Extrait de page:
▽

Le secteur des télécoms est en effet peu touché, confirme la Cgt d’Orange Business services où, pourtant, un accord a été trouvé avec la Cfe-Cgc et la Cfdt pour contraindre les salariés à prendre 13 jours pendant la crise.

 

Pour les cadres au forfait, c’est un total de 16 jours qui peut être imposé en vertu de l’ordonnance du 25 mars 2020 (voir encadré) comme si, d’ailleurs, le télétravail était une partie de plaisir (voir Options n° 656). « En réalité, ils sont à la fois victimes et vecteurs de cette politique de congés contraints, en subissant eux-mêmes ce que l’entreprise leur demande d’imposer aux autres », souligne Jean-Luc Molins, secrétaire national de l’Ugict-Cgt, qui alerte sur les conditions de la sortie de crise avec, notamment, la possibilité de déroger aux durées maximales de travail données aux entreprises « relevant de secteurs nécessaires à la sécurité de la nation et à la continuité de la vie économique et sociale  », comme les télécoms. Après l’avoir envisagé dans le texte de l’accord, la direction d’Orange a abandonné l’idée. Mais jusqu’à quand ? Béatrice Legrand s’inquiète d’une situation extrêmement complexe à gérer par des cadres déjà épuisés professionnellement et privés de leur part variable. Une situation source potentiellement de grandes tensions entre salariés :

« Dans les mois à venir, explique-t-elle, la prise de congés pourrait être conditionnée à une double validation du n + 1, le cadre de proximité, et du n + 2, plus stratégique. Cela se traduirait par des choix mal compris car difficilement lisibles. »

 

La direction d’Orange, qui ne recourt pas au chômage partiel, dit vouloir prendre l’ensemble de ces dispositions par « solidarité ». Mais de quelle solidarité parle-t-on ? Chez Renault Trucks, où un accord d’accompagnement de l’activité partielle a été conclu, le double argument de « la solidarité » et de « l’équité » est également avancé par la direction. Mais « elle oublie de préciser qu’il s’agit d’une solidarité entre salariés », souligne la Cgt. Deux systèmes sont mis en place : une augmentation de l’indemnisation de l’activité partielle à hauteur de 92 % du salaire net pour les salariés non cadres, associée à la possibilité de monétiser des jours de congé ; le maintien d’une indemnisation à 100 % pour les cadres au forfait, prévue dans la métallurgie en « compensation » d’une augmentation de leur temps de travail, mais financée par un don de jours à l’entreprise, sur la base du volontariat. Sans ce don de 0,4 jour pour 5 jours d’activité partielle, leur rémunération est ramenée à 92 %.

△

À faire:
- a) Dites si chacune des affirmations suivantes concorde avec l'extrait. Répondez par oui ou non, puis citez mot pour mot les termes du texte qui tranchent.
(i) Pour les cadres au forfait, un total de 16 jours de congé peut être imposé.
(ii) La direction d'Orange recourt au chômage partiel.
(iii) Chez Renault Trucks, les salariés non cadres sont indemnisés à 100 % de leur salaire net.
- b) Veuillez recopier à l'identique le passage de l'extrait allant de « Le secteur des » jusqu'à « pendant la crise. » inclus.

Données sources:

▽

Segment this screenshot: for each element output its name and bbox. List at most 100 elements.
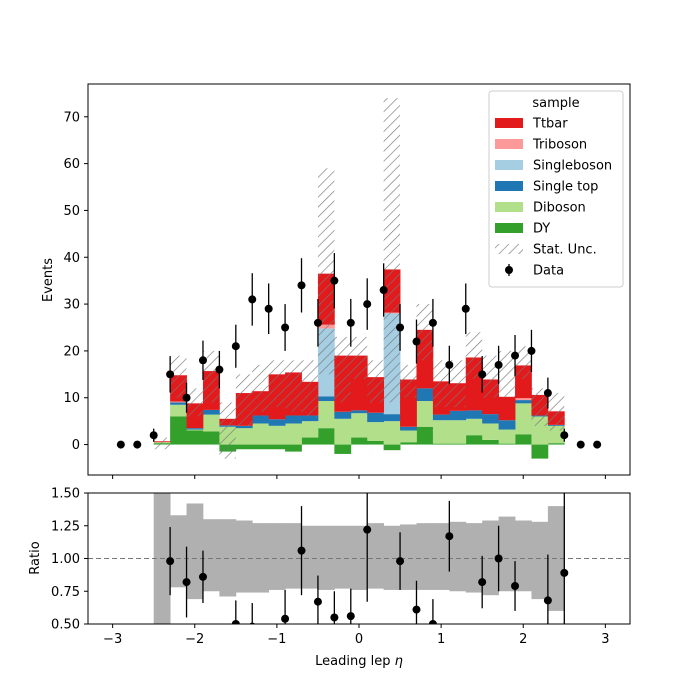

△

Réponses:
- a)
(i) Oui : « Pour les cadres au forfait, c’est un total de 16 jours qui peut être imposé »
(ii) Non : « La direction d’Orange, qui ne recourt pas au chômage partiel »
(iii) Non : « une augmentation de l’indemnisation de l’activité partielle à hauteur de 92 % du salaire net pour les salariés non cadres »

- b)
Le secteur des télécoms est en effet peu touché, confirme la Cgt d’Orange Business services où, pourtant, un accord a été trouvé avec la Cfe-Cgc et la Cfdt pour contraindre les salariés à prendre 13 jours pendant la crise.